Collected data entries
[start]

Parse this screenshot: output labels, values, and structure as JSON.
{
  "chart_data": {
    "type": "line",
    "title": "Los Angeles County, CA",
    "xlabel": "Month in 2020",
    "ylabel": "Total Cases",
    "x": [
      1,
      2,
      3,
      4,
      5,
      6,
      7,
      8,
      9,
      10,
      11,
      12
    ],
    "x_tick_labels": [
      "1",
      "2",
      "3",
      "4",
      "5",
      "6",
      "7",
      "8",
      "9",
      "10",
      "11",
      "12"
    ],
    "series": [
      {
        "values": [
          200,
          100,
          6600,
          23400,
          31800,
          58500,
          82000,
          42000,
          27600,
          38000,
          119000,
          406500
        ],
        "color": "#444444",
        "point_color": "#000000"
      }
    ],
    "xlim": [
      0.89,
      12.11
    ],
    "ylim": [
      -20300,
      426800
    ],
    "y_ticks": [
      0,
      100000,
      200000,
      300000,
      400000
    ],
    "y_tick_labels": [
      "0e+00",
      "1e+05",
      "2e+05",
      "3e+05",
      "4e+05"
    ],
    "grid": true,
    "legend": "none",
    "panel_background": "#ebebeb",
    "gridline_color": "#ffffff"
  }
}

[end]

** Requirement **
Gather every line containing the word "values" and copy it.

** Result below **
Parse this screenshot: output labels, values, and structure as JSON.
        "values": [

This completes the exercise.